He was head of communications for Ryanair in the mid-2000s, a time when the airline was at its most pugnacious and Michael O’Leary a regularly bombastic presence in the press.
The Ryanair stunts were reliable generators of free coverage, yet it is hard to square the softly spoken, multi-lingual Sherrard – he speaks French and Italian, and headed up the Ryanair marketing campaign in Italy – with a company that, at its most successful, seemed to relish belligerent relationships with competitors, regulators, governments, and anyone else that fancied it.
But behind the din, of course, Ryanair was one of the biggest success stories ever seen in Irish business, its approach underlined by intelligent strategising but also a ferocious dedication to hard work. That was reflected in an interview Sherrard did with a public relations’ bulletin in 2006, and where some of the workings of the famed Ryanair communications team were revealed.
In fact, there really wasn’t a team behind all of the gimmicks, photoshoots and set-ups that got so much attention. It was Sherrard and one other person, based in their Dublin office.
‘We don’t need to be any bigger,’ he reckoned. ‘The airline industry is full of massive comms teams that don’t do anywhere near the work we do.’ From there, he moved to the FAI, another institution regularly tangled in contentious headlines.
The big different between Ryanair and his new employers, though, was success. The former thrived in the midst of their battles, while the FAI had a knack for stumbling into needless difficulties.
These regularly involved John Delaney. Sherrard worked first as communications director, including during the Giovanni Trapattoni years. While the great Italian had a dedicated translator, Sherrard’s fluency in the language helped to smooth some of the many wrinkles that would emerge during Trapattoni’s intense media appearances.
This period of his career also included Euro 2012, when Ireland flopped on the pitch and Delaney consistently attracted headlines off the field, often due to his socialising with supporters.
Given the snowstorm of uncomplimentary headlines generated through those years, Sherrard had one of the most challenging jobs in the administration of Irish sports.
Roles followed as interim commercial manager and operations director, before he was appointed to take executive control of the rehabilitated Olympic body in this country in February 2018.

> [GIVEN REQUEST 1]: For each statement, say whether it agrees with the passage about Sherrard: (a) Sherrard speaks French and Italian. (b) Ryanair's communications work was handled by a large team. (c) Sherrard took executive control of the Olympic body in February 2018. Answer yes or no, and quote the words of the passage that decide it.
The rows have nothing to do with the passage about Sherrard.

> [THE RECORDS]:
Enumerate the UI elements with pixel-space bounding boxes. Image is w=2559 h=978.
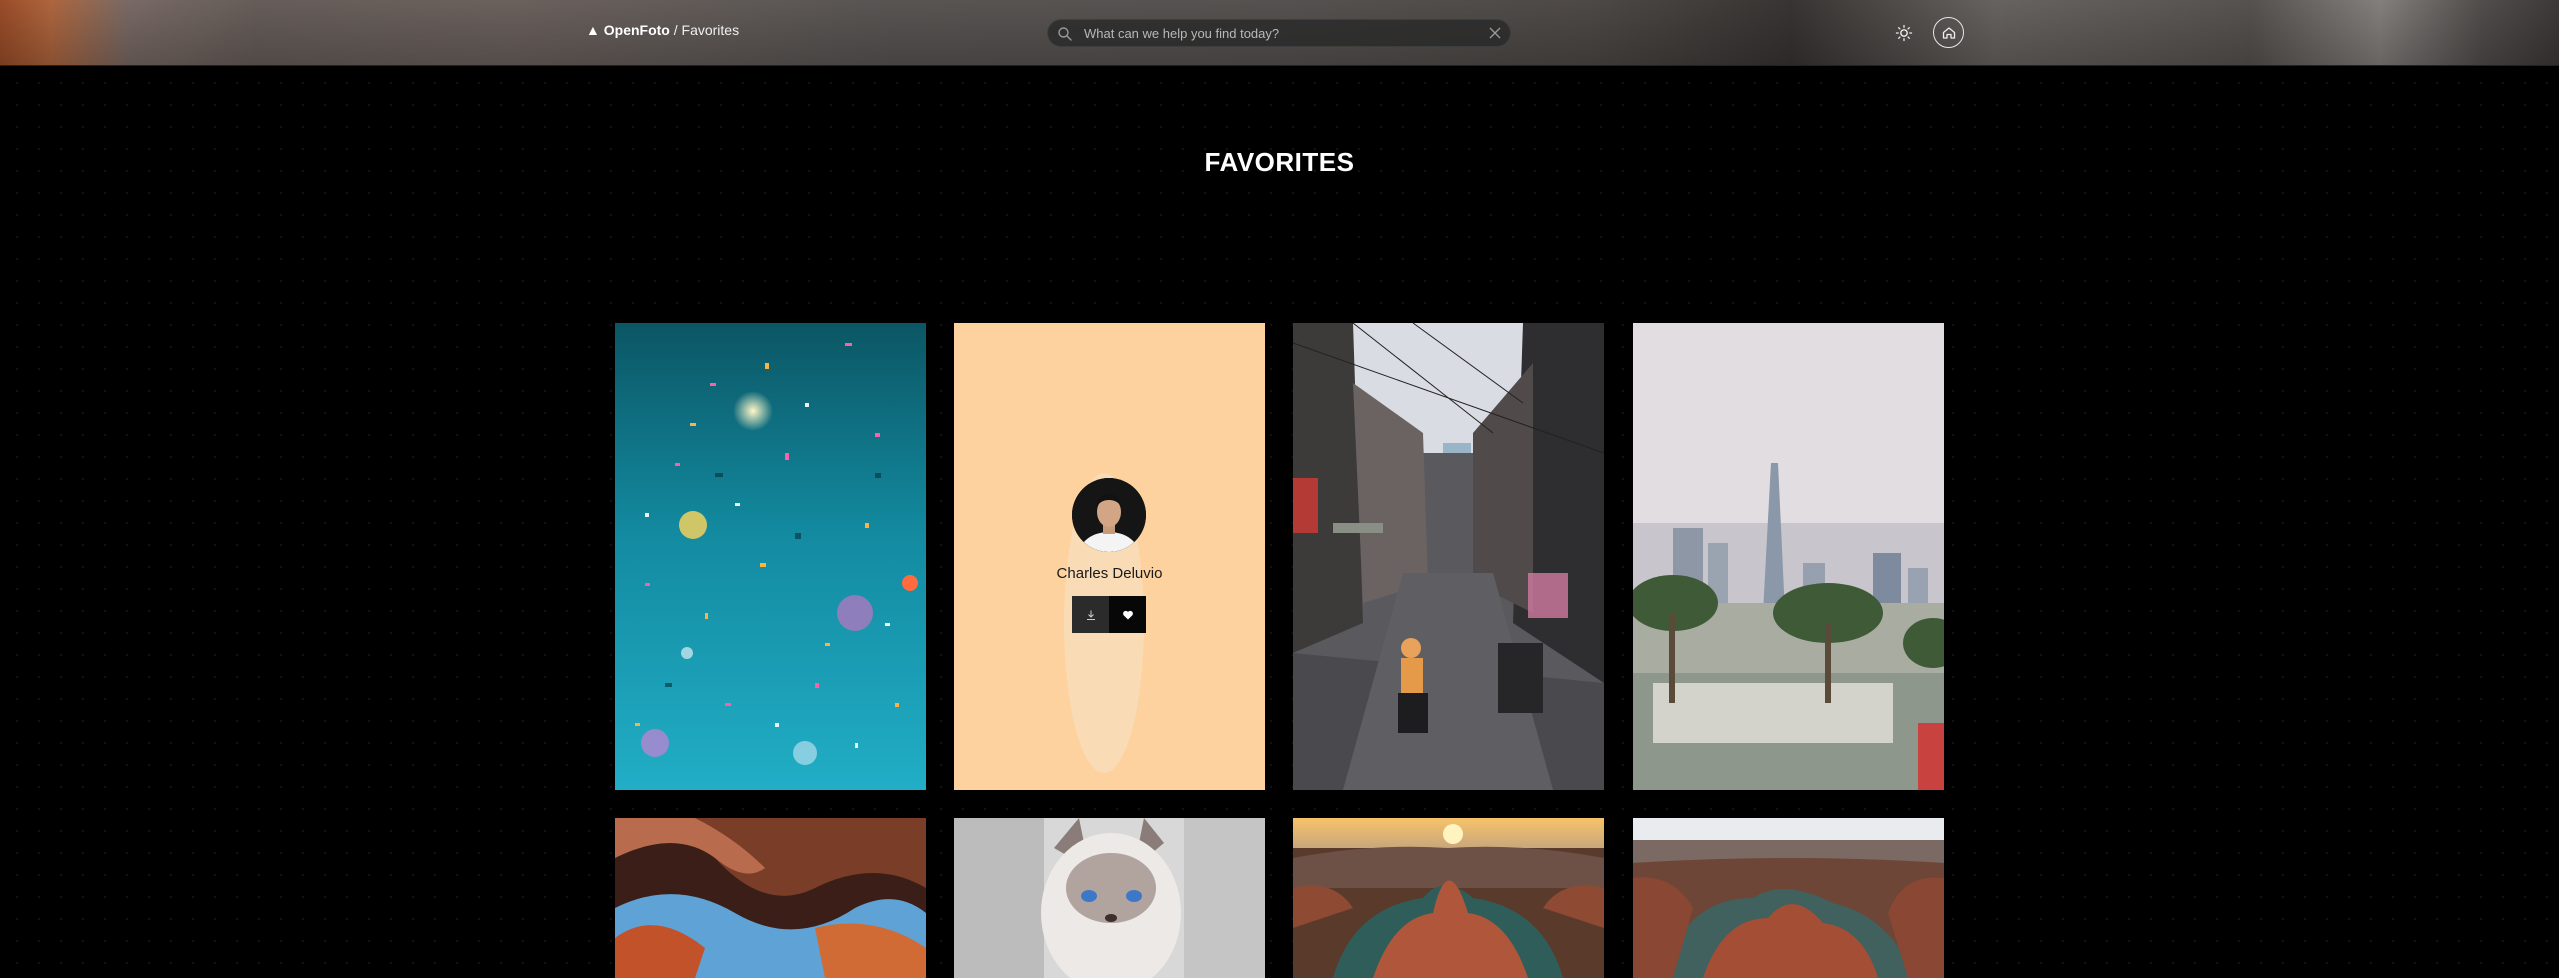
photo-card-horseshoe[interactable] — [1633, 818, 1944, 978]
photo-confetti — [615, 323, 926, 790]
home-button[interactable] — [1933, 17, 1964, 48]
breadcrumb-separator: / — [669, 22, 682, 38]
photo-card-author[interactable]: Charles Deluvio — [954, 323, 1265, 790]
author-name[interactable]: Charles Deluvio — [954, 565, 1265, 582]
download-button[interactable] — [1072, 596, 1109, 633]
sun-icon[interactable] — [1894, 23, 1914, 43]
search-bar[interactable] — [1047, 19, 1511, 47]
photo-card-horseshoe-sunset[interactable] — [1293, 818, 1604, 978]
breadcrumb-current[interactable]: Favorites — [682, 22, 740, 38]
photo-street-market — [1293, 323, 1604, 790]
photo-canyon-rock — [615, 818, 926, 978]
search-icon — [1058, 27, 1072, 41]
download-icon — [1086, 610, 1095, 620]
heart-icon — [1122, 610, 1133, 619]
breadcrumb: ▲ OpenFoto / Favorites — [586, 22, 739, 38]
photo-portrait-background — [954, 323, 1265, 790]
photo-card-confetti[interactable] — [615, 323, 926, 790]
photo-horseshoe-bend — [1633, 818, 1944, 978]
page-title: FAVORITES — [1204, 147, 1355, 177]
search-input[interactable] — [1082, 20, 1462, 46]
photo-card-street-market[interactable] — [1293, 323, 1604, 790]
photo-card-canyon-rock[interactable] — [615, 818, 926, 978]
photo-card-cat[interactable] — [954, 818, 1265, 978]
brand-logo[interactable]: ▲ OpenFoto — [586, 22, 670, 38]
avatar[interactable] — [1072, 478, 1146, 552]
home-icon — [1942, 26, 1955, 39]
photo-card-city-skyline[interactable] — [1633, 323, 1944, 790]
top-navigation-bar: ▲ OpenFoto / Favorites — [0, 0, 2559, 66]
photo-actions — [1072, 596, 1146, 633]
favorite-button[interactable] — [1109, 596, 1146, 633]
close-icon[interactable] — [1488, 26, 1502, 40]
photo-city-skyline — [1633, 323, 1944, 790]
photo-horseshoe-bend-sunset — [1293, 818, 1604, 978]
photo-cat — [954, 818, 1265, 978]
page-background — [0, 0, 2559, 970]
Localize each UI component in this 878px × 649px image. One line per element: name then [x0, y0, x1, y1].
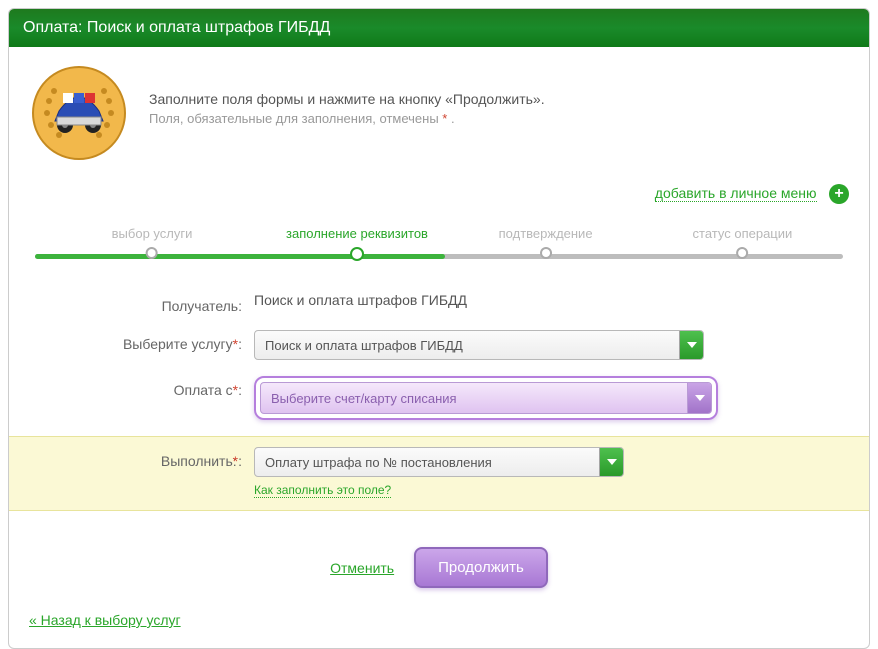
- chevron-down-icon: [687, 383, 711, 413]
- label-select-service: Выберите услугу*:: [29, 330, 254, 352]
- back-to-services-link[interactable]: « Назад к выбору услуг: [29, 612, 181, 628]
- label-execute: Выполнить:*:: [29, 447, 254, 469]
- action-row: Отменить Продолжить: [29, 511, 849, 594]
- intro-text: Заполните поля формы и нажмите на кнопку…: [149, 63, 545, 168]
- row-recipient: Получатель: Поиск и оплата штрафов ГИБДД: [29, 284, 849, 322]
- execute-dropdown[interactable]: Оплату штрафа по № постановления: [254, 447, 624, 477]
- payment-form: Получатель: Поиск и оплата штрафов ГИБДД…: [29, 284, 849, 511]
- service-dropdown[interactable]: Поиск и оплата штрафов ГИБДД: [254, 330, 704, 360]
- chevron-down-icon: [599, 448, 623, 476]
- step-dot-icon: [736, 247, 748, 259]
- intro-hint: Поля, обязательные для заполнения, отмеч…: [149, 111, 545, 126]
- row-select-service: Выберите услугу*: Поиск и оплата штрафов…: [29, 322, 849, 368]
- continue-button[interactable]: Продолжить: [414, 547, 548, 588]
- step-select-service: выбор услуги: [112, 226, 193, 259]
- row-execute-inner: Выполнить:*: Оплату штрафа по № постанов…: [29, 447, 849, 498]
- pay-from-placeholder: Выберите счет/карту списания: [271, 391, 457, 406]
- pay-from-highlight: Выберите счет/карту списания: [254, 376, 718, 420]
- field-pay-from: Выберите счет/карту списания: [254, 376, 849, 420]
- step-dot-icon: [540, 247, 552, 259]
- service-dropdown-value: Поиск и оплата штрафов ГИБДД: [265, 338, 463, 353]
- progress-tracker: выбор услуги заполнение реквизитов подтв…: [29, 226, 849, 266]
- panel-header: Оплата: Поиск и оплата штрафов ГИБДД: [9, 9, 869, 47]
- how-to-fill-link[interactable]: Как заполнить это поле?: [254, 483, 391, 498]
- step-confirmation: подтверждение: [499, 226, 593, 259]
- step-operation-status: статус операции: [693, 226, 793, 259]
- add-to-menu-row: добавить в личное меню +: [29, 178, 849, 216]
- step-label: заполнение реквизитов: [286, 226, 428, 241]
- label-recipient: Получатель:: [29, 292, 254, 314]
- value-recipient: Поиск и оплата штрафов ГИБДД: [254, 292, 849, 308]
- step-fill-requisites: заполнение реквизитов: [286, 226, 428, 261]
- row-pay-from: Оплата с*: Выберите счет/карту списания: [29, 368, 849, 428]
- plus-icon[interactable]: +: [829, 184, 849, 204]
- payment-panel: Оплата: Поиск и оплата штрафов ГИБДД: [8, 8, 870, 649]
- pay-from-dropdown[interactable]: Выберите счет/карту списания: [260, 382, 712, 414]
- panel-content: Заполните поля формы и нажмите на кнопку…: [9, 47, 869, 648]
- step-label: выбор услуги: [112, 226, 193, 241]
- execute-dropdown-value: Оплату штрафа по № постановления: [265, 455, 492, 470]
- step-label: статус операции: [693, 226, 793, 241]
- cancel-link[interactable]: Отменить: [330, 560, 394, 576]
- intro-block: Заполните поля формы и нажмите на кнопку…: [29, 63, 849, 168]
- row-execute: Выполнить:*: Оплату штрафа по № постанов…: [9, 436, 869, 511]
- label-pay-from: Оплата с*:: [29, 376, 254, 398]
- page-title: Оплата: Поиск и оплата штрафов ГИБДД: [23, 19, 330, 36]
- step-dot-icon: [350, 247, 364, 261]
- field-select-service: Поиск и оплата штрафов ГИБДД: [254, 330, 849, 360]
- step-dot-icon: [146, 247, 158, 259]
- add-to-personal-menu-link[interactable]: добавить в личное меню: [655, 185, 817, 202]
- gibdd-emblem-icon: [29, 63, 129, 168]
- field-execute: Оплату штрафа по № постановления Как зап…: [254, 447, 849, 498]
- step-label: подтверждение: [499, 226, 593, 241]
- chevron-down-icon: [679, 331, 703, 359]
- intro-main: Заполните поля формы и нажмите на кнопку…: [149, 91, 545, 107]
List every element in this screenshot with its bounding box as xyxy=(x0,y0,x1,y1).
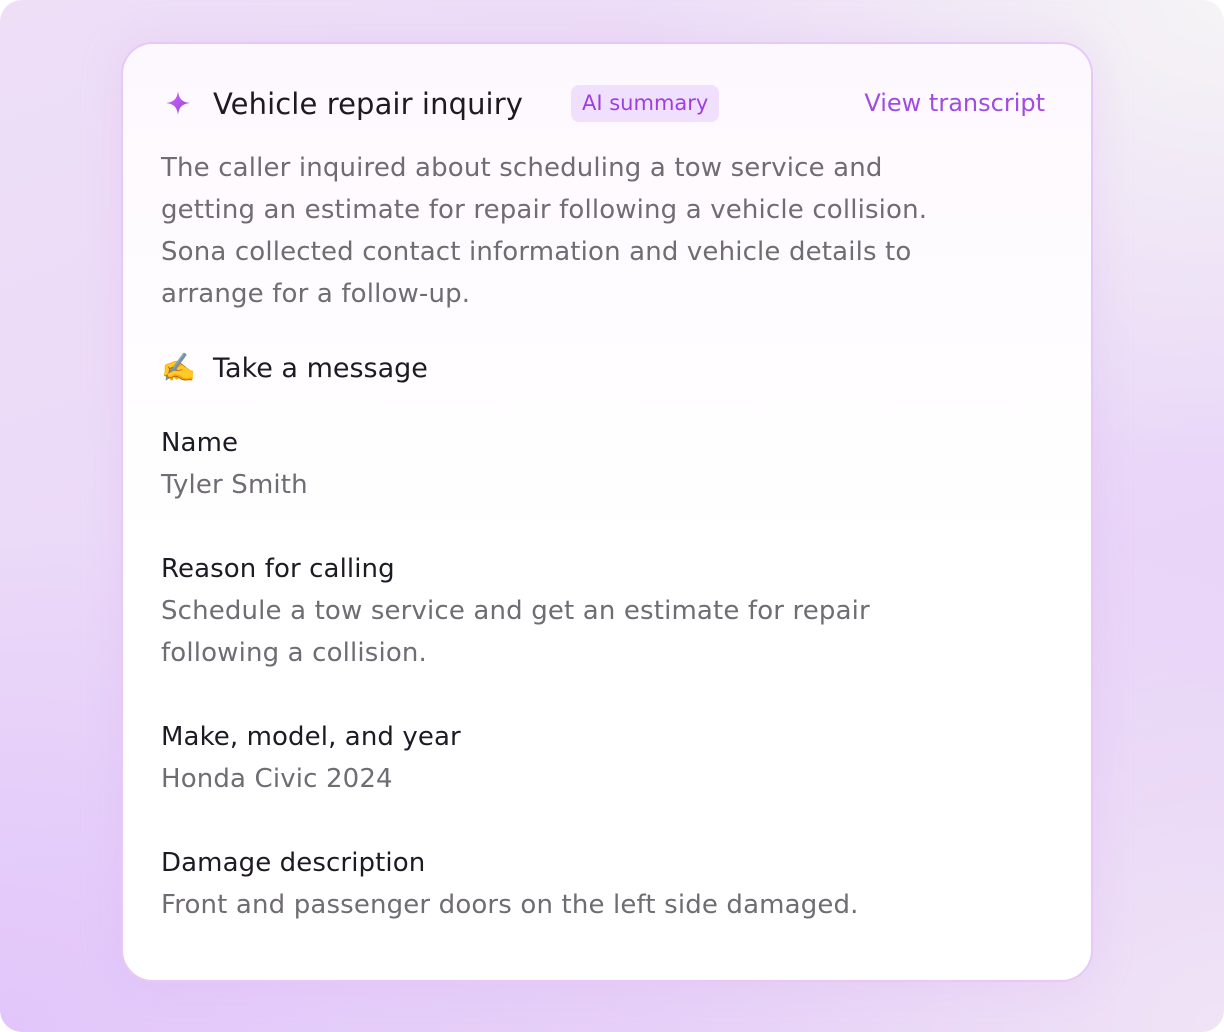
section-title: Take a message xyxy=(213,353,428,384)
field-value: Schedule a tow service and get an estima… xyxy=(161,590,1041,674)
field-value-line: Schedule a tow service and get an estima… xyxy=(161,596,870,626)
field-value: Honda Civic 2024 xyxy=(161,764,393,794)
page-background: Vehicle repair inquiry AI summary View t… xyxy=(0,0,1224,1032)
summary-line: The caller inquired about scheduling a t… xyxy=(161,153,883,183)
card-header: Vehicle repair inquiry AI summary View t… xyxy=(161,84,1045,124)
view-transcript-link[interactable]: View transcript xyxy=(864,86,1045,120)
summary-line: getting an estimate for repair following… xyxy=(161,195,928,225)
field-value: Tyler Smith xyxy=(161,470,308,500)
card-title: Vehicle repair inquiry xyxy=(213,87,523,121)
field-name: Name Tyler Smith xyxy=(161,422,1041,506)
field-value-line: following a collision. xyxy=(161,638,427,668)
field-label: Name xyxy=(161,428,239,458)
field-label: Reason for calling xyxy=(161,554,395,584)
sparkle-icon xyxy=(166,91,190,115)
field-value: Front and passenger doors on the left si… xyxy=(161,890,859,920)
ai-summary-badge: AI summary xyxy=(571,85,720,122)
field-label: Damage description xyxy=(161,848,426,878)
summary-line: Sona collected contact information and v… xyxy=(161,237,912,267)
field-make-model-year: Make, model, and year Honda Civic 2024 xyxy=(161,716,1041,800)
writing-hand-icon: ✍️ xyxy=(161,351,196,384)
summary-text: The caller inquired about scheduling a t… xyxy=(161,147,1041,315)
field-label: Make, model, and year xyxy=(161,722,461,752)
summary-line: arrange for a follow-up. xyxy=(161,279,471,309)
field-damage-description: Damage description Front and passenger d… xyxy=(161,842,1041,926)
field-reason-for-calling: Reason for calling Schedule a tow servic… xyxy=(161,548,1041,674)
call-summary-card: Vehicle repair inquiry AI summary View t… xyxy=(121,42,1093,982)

> [GIVEN REQUEST 2]: Please switch "chevron-down-icon" to "arrow-down-icon" in the rows starting at the line containing "- chevron-down-icon: [687, 383, 711, 413]" and ending at the line containing "- intro-hint: Поля, обязательные". Return only those lines, with everything else left unchanged.

> [RESPONSE 1]:
(a) Yes: "he speaks French and Italian"
(b) No: "It was Sherrard and one other person, based in their Dublin office."
(c) Yes: "appointed to take executive control of the rehabilitated Olympic body in this country in February 2018"

> [RESPONSE 2]:
- arrow-down-icon: [687, 383, 711, 413]
- label-select-service: Выберите услугу*:: [29, 330, 254, 352]
- back-to-services-link[interactable]: « Назад к выбору услуг: [29, 612, 181, 628]
- label-execute: Выполнить:*:: [29, 447, 254, 469]
- action-row: Отменить Продолжить: [29, 511, 849, 594]
- intro-text: Заполните поля формы и нажмите на кнопку…: [149, 63, 545, 168]
- row-recipient: Получатель: Поиск и оплата штрафов ГИБДД: [29, 284, 849, 322]
- execute-dropdown[interactable]: Оплату штрафа по № постановления: [254, 447, 624, 477]
- payment-form: Получатель: Поиск и оплата штрафов ГИБДД…: [29, 284, 849, 511]
- service-dropdown[interactable]: Поиск и оплата штрафов ГИБДД: [254, 330, 704, 360]
- arrow-down-icon: [599, 448, 623, 476]
- step-dot-icon: [736, 247, 748, 259]
- intro-hint: Поля, обязательные для заполнения, отмеч…: [149, 111, 545, 126]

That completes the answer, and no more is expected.